Exercise: Answer with nothing but the number of lines that include the word "JSON".

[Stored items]

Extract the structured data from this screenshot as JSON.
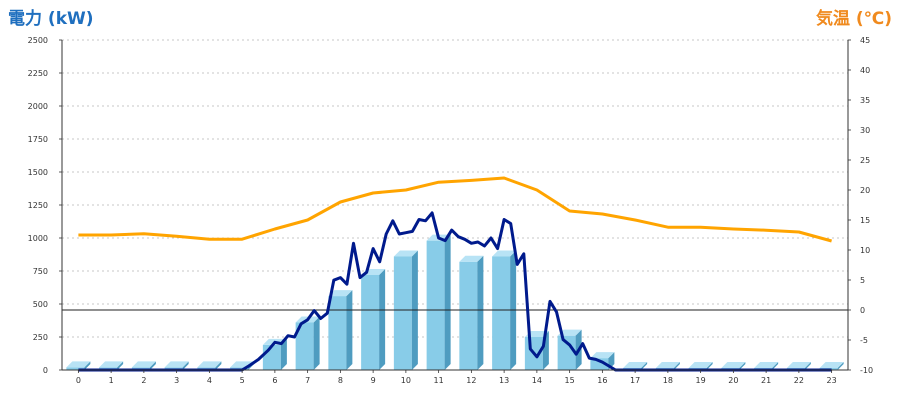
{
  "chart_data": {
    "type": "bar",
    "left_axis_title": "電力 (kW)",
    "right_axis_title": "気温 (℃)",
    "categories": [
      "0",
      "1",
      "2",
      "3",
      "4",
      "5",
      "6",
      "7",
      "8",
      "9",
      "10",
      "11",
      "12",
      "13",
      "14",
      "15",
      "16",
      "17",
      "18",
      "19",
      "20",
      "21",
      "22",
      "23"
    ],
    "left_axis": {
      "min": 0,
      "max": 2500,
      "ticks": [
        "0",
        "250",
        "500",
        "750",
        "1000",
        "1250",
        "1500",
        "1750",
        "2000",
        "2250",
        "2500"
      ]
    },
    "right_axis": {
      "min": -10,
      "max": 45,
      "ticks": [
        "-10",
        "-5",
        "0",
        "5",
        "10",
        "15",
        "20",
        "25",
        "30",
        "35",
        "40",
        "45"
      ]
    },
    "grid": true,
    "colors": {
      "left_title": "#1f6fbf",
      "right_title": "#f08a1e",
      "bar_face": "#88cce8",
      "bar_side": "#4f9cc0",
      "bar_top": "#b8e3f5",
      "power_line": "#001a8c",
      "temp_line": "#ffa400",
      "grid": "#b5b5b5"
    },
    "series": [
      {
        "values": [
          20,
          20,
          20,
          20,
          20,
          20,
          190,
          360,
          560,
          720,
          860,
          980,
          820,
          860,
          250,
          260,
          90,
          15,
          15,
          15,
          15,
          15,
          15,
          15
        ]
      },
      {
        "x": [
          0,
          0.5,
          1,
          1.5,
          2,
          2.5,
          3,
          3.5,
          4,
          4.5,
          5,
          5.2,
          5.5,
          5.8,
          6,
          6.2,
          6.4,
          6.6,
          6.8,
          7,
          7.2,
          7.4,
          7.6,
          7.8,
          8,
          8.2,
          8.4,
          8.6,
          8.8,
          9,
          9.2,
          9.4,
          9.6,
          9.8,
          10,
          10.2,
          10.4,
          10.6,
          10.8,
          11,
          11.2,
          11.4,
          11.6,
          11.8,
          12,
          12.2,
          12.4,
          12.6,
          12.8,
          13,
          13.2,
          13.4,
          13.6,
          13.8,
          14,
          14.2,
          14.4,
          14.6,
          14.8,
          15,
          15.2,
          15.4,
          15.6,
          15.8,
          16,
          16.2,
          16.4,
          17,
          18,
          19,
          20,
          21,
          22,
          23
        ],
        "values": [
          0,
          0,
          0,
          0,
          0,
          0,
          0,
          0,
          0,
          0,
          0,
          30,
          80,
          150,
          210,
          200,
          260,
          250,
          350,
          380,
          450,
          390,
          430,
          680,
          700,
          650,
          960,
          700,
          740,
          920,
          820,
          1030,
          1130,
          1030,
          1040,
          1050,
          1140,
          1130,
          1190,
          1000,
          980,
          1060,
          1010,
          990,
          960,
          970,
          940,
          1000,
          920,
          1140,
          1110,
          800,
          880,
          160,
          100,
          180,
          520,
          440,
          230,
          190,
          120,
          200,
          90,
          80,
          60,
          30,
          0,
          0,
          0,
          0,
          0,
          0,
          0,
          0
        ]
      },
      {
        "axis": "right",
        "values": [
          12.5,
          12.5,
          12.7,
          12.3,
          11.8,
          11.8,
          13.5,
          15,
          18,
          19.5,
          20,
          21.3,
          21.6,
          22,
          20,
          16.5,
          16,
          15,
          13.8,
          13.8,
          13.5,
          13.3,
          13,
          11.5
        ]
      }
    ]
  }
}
* * *
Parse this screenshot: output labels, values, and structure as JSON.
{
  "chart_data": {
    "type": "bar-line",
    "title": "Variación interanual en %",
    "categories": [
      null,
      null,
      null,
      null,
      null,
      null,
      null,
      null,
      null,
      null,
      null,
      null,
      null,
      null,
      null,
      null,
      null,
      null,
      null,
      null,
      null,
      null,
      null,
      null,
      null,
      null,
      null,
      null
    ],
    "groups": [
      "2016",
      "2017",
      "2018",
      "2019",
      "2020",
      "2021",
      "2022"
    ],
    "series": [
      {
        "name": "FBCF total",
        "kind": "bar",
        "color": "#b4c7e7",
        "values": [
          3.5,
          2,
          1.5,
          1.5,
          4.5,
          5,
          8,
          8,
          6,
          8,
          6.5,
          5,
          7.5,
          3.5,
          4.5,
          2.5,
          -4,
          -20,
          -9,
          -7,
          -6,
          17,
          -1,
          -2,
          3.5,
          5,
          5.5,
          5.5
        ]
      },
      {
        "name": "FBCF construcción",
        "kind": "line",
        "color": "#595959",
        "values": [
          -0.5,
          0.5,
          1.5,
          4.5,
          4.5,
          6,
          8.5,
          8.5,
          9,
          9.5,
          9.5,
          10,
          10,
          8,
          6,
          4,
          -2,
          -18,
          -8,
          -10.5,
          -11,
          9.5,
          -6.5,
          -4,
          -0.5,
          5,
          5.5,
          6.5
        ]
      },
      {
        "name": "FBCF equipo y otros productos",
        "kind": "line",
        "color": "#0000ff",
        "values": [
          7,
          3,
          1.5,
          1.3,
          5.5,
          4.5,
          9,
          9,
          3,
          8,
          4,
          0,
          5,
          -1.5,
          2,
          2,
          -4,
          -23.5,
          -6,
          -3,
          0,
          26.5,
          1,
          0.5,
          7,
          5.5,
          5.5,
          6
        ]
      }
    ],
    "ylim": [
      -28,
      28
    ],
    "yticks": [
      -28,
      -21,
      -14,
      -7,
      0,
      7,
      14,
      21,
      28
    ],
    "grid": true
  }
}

Result of the task: 2